▸ Stated task
Below this line are records; write out exactly the lines from the one containing "Give me the" through the one containing "Transcribe this chart's", with the pictures left out.

Figure collection entries:
===============

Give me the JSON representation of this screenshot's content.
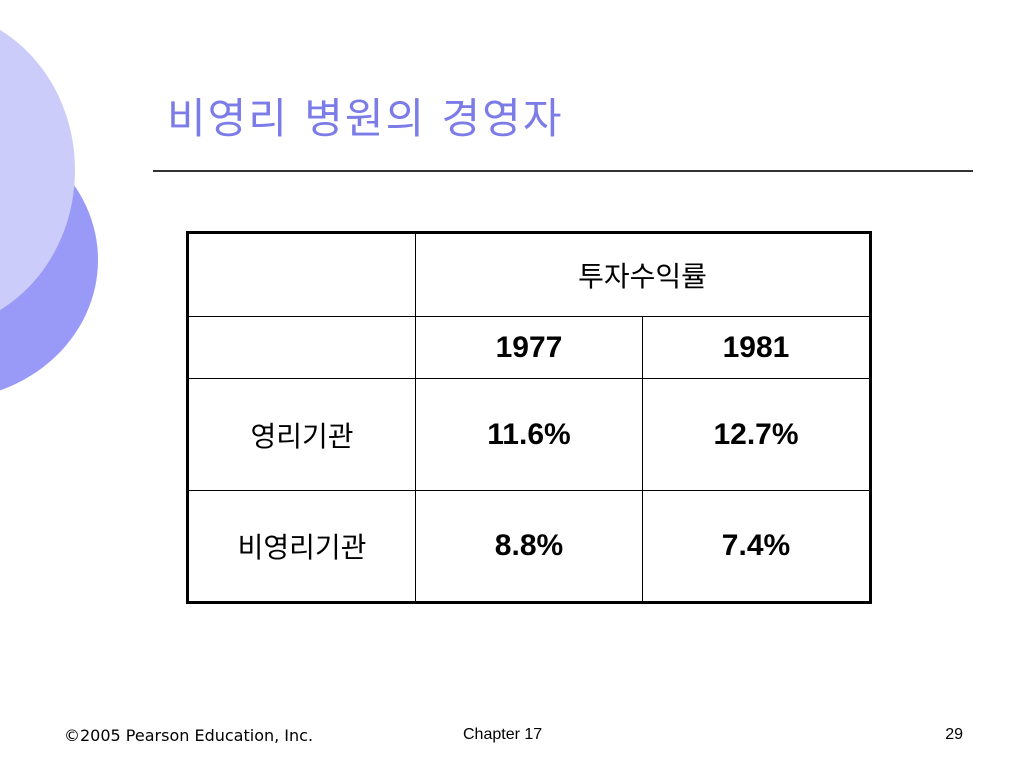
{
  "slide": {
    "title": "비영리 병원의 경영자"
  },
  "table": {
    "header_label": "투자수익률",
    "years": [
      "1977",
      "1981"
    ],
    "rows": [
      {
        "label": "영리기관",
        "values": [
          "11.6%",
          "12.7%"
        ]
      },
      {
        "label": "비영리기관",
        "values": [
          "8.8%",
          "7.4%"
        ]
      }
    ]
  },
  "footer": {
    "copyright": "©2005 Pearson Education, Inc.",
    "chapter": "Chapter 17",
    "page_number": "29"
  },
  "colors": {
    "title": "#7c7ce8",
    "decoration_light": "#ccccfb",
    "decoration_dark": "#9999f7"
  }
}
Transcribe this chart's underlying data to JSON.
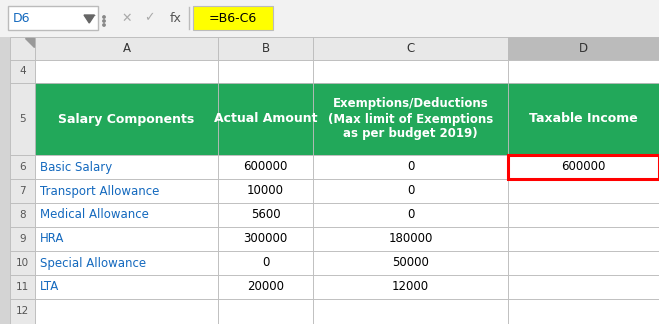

===============

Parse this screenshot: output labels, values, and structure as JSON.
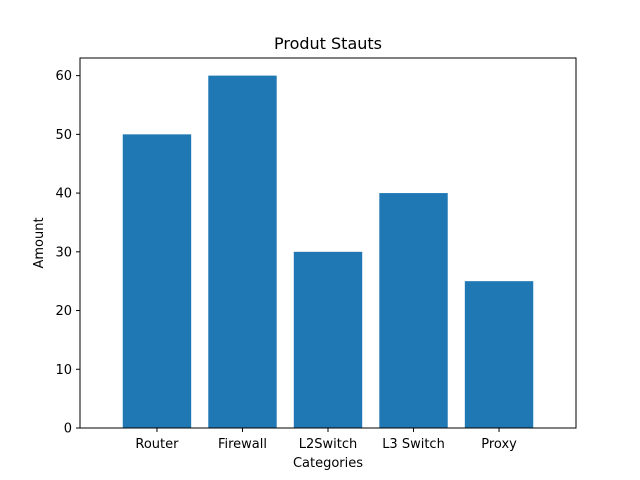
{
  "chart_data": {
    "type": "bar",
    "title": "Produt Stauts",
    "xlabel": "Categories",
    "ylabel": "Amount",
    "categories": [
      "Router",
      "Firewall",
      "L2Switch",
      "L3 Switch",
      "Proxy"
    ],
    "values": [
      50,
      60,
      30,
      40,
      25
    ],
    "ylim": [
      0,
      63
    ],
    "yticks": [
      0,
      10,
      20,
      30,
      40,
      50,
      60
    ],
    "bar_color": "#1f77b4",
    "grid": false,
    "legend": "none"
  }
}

===============

▸ Problem solution
Give me the JSON representation of this screenshot's content.
{
  "slide": {
    "title": "비영리 병원의 경영자"
  },
  "table": {
    "header_label": "투자수익률",
    "years": [
      "1977",
      "1981"
    ],
    "rows": [
      {
        "label": "영리기관",
        "values": [
          "11.6%",
          "12.7%"
        ]
      },
      {
        "label": "비영리기관",
        "values": [
          "8.8%",
          "7.4%"
        ]
      }
    ]
  },
  "footer": {
    "copyright": "©2005 Pearson Education, Inc.",
    "chapter": "Chapter 17",
    "page_number": "29"
  },
  "colors": {
    "title": "#7c7ce8",
    "decoration_light": "#ccccfb",
    "decoration_dark": "#9999f7"
  }
}
Transcribe this chart's underlying data to JSON.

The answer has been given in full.